## [Task]
Pictures stay out; everything else in the records below is copied exactly.

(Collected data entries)
►

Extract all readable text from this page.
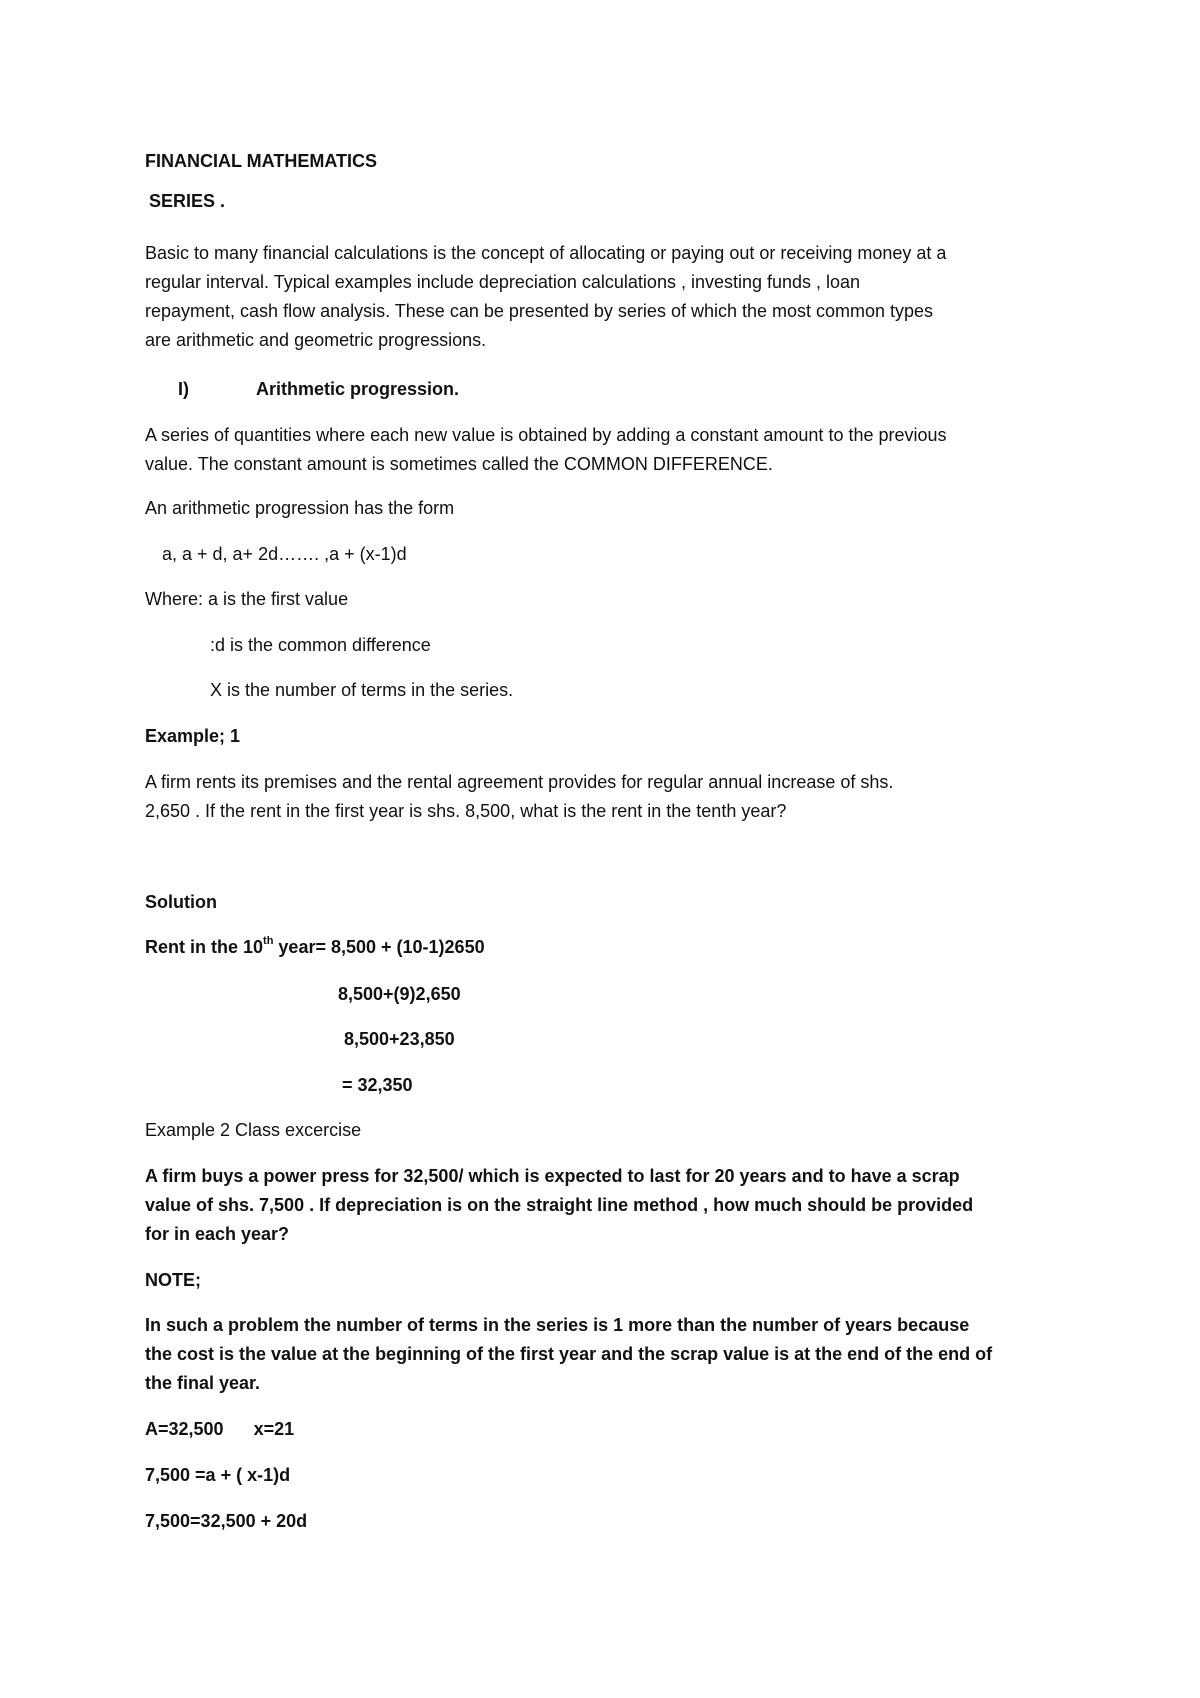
FINANCIAL MATHEMATICS
SERIES .
Basic to many financial calculations is the concept of allocating or paying out or receiving money at a
regular interval. Typical examples include depreciation calculations , investing funds , loan
repayment, cash flow analysis. These can be presented by series of which the most common types
are arithmetic and geometric progressions.
I)	Arithmetic progression.
A series of quantities where each new value is obtained by adding a constant amount to the previous
value. The constant amount is sometimes called the COMMON DIFFERENCE.
An arithmetic progression has the form
a, a + d, a+ 2d……. ,a + (x-1)d
Where: a is the first value
:d is the common difference
X is the number of terms in the series.
Example; 1
A firm rents its premises and the rental agreement provides for regular annual increase of shs.
2,650 . If the rent in the first year is shs. 8,500, what is the rent in the tenth year?
Solution
Rent in the 10th year= 8,500 + (10-1)2650
8,500+(9)2,650
8,500+23,850
= 32,350
Example 2 Class excercise
A firm buys a power press for 32,500/ which is expected to last for 20 years and to have a scrap
value of shs. 7,500 . If depreciation is on the straight line method , how much should be provided
for in each year?
NOTE;
In such a problem the number of terms in the series is 1 more than the number of years because
the cost is the value at the beginning of the first year and the scrap value is at the end of the end of
the final year.
A=32,500      x=21
7,500 =a + ( x-1)d
7,500=32,500 + 20d
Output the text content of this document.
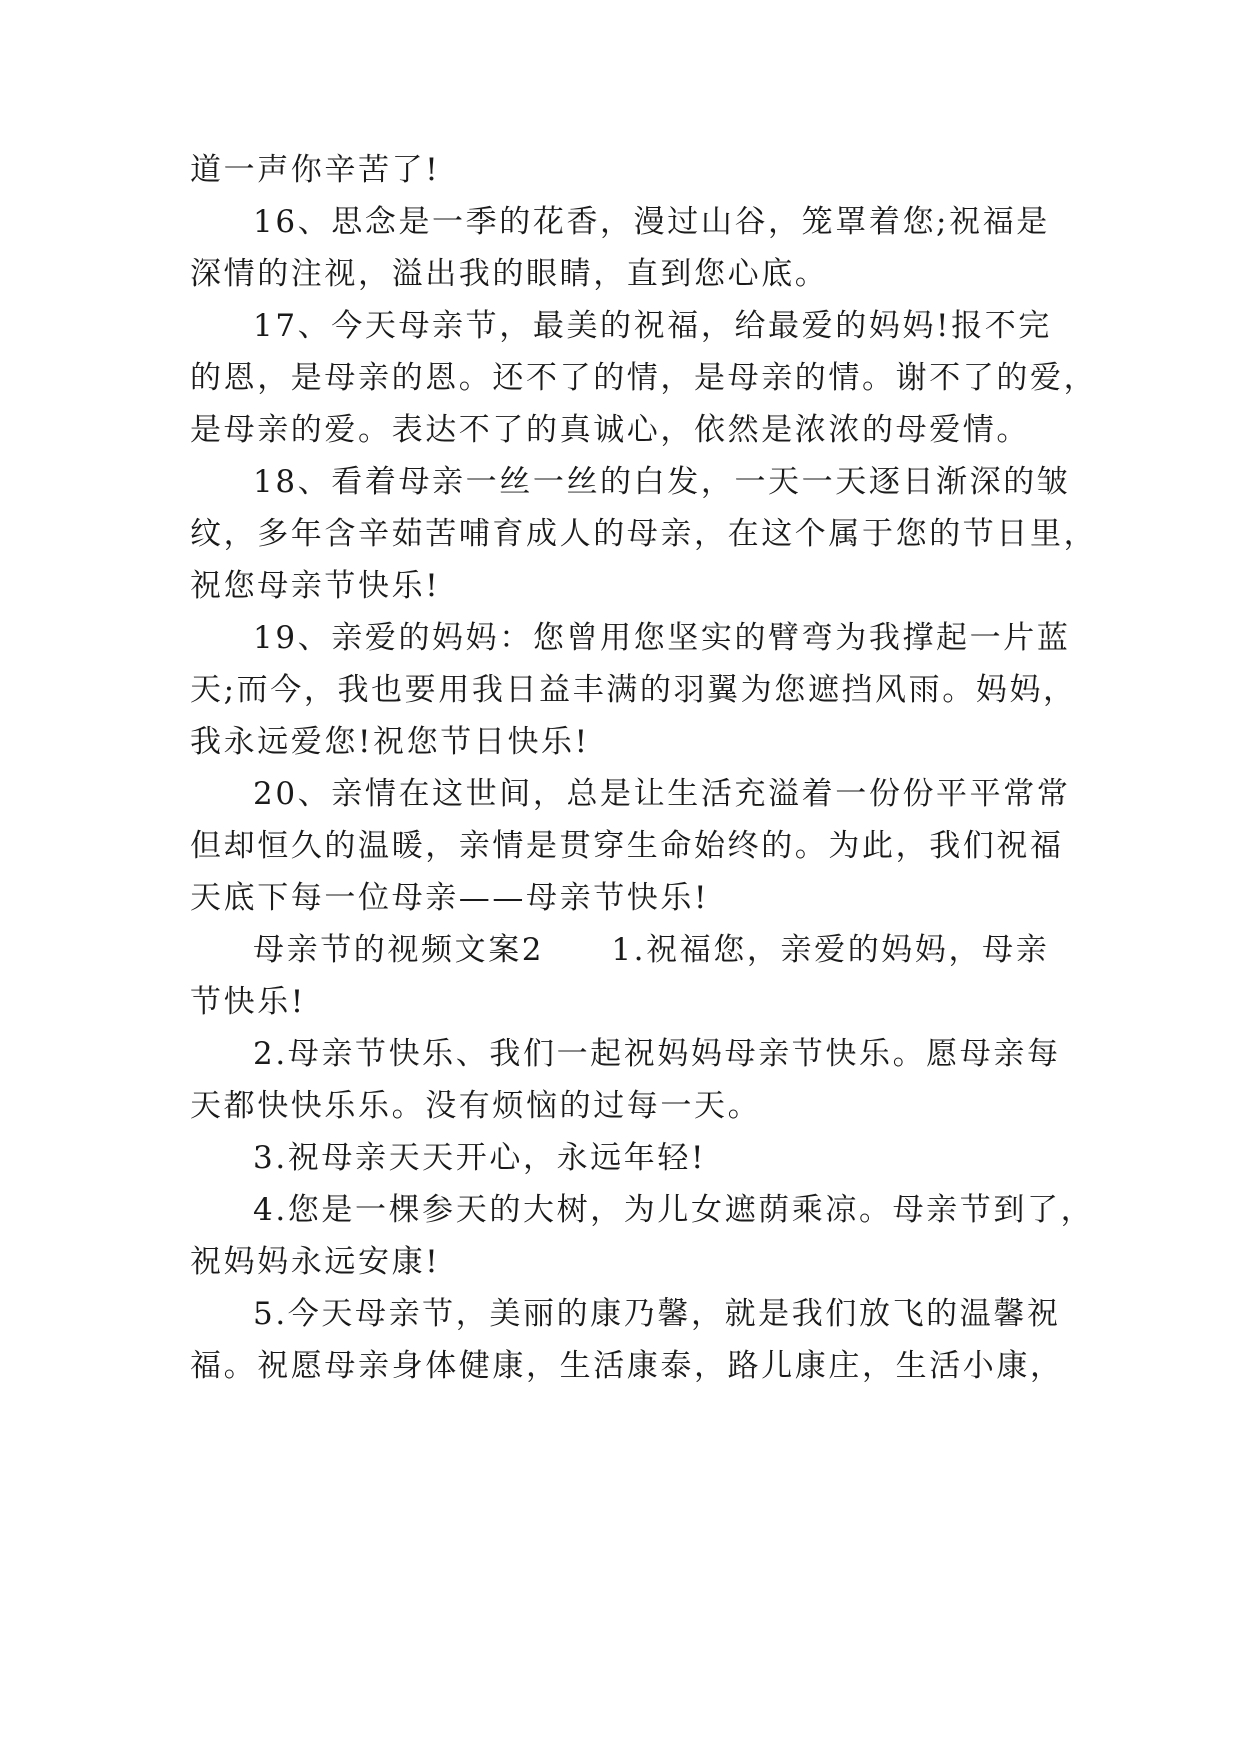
道一声你辛苦了!
16、思念是一季的花香，漫过山谷，笼罩着您;祝福是
深情的注视，溢出我的眼睛，直到您心底。
17、今天母亲节，最美的祝福，给最爱的妈妈!报不完
的恩，是母亲的恩。还不了的情，是母亲的情。谢不了的爱，
是母亲的爱。表达不了的真诚心，依然是浓浓的母爱情。
18、看着母亲一丝一丝的白发，一天一天逐日渐深的皱
纹，多年含辛茹苦哺育成人的母亲，在这个属于您的节日里，
祝您母亲节快乐!
19、亲爱的妈妈：您曾用您坚实的臂弯为我撑起一片蓝
天;而今，我也要用我日益丰满的羽翼为您遮挡风雨。妈妈，
我永远爱您!祝您节日快乐!
20、亲情在这世间，总是让生活充溢着一份份平平常常
但却恒久的温暖，亲情是贯穿生命始终的。为此，我们祝福
天底下每一位母亲——母亲节快乐!
母亲节的视频文案2　　1.祝福您，亲爱的妈妈，母亲
节快乐!
2.母亲节快乐、我们一起祝妈妈母亲节快乐。愿母亲每
天都快快乐乐。没有烦恼的过每一天。
3.祝母亲天天开心，永远年轻!
4.您是一棵参天的大树，为儿女遮荫乘凉。母亲节到了，
祝妈妈永远安康!
5.今天母亲节，美丽的康乃馨，就是我们放飞的温馨祝
福。祝愿母亲身体健康，生活康泰，路儿康庄，生活小康，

◄

## [Task response]
Extract all readable text from this page.
FINANCIAL MATHEMATICS
SERIES .
Basic to many financial calculations is the concept of allocating or paying out or receiving money at a
regular interval. Typical examples include depreciation calculations , investing funds , loan
repayment, cash flow analysis. These can be presented by series of which the most common types
are arithmetic and geometric progressions.
I)	Arithmetic progression.
A series of quantities where each new value is obtained by adding a constant amount to the previous
value. The constant amount is sometimes called the COMMON DIFFERENCE.
An arithmetic progression has the form
a, a + d, a+ 2d……. ,a + (x-1)d
Where: a is the first value
:d is the common difference
X is the number of terms in the series.
Example; 1
A firm rents its premises and the rental agreement provides for regular annual increase of shs.
2,650 . If the rent in the first year is shs. 8,500, what is the rent in the tenth year?
Solution
Rent in the 10th year= 8,500 + (10-1)2650
8,500+(9)2,650
8,500+23,850
= 32,350
Example 2 Class excercise
A firm buys a power press for 32,500/ which is expected to last for 20 years and to have a scrap
value of shs. 7,500 . If depreciation is on the straight line method , how much should be provided
for in each year?
NOTE;
In such a problem the number of terms in the series is 1 more than the number of years because
the cost is the value at the beginning of the first year and the scrap value is at the end of the end of
the final year.
A=32,500      x=21
7,500 =a + ( x-1)d
7,500=32,500 + 20d
Output the text content of this document.
道一声你辛苦了!
16、思念是一季的花香，漫过山谷，笼罩着您;祝福是
深情的注视，溢出我的眼睛，直到您心底。
17、今天母亲节，最美的祝福，给最爱的妈妈!报不完
的恩，是母亲的恩。还不了的情，是母亲的情。谢不了的爱，
是母亲的爱。表达不了的真诚心，依然是浓浓的母爱情。
18、看着母亲一丝一丝的白发，一天一天逐日渐深的皱
纹，多年含辛茹苦哺育成人的母亲，在这个属于您的节日里，
祝您母亲节快乐!
19、亲爱的妈妈：您曾用您坚实的臂弯为我撑起一片蓝
天;而今，我也要用我日益丰满的羽翼为您遮挡风雨。妈妈，
我永远爱您!祝您节日快乐!
20、亲情在这世间，总是让生活充溢着一份份平平常常
但却恒久的温暖，亲情是贯穿生命始终的。为此，我们祝福
天底下每一位母亲——母亲节快乐!
母亲节的视频文案2　　1.祝福您，亲爱的妈妈，母亲
节快乐!
2.母亲节快乐、我们一起祝妈妈母亲节快乐。愿母亲每
天都快快乐乐。没有烦恼的过每一天。
3.祝母亲天天开心，永远年轻!
4.您是一棵参天的大树，为儿女遮荫乘凉。母亲节到了，
祝妈妈永远安康!
5.今天母亲节，美丽的康乃馨，就是我们放飞的温馨祝
福。祝愿母亲身体健康，生活康泰，路儿康庄，生活小康，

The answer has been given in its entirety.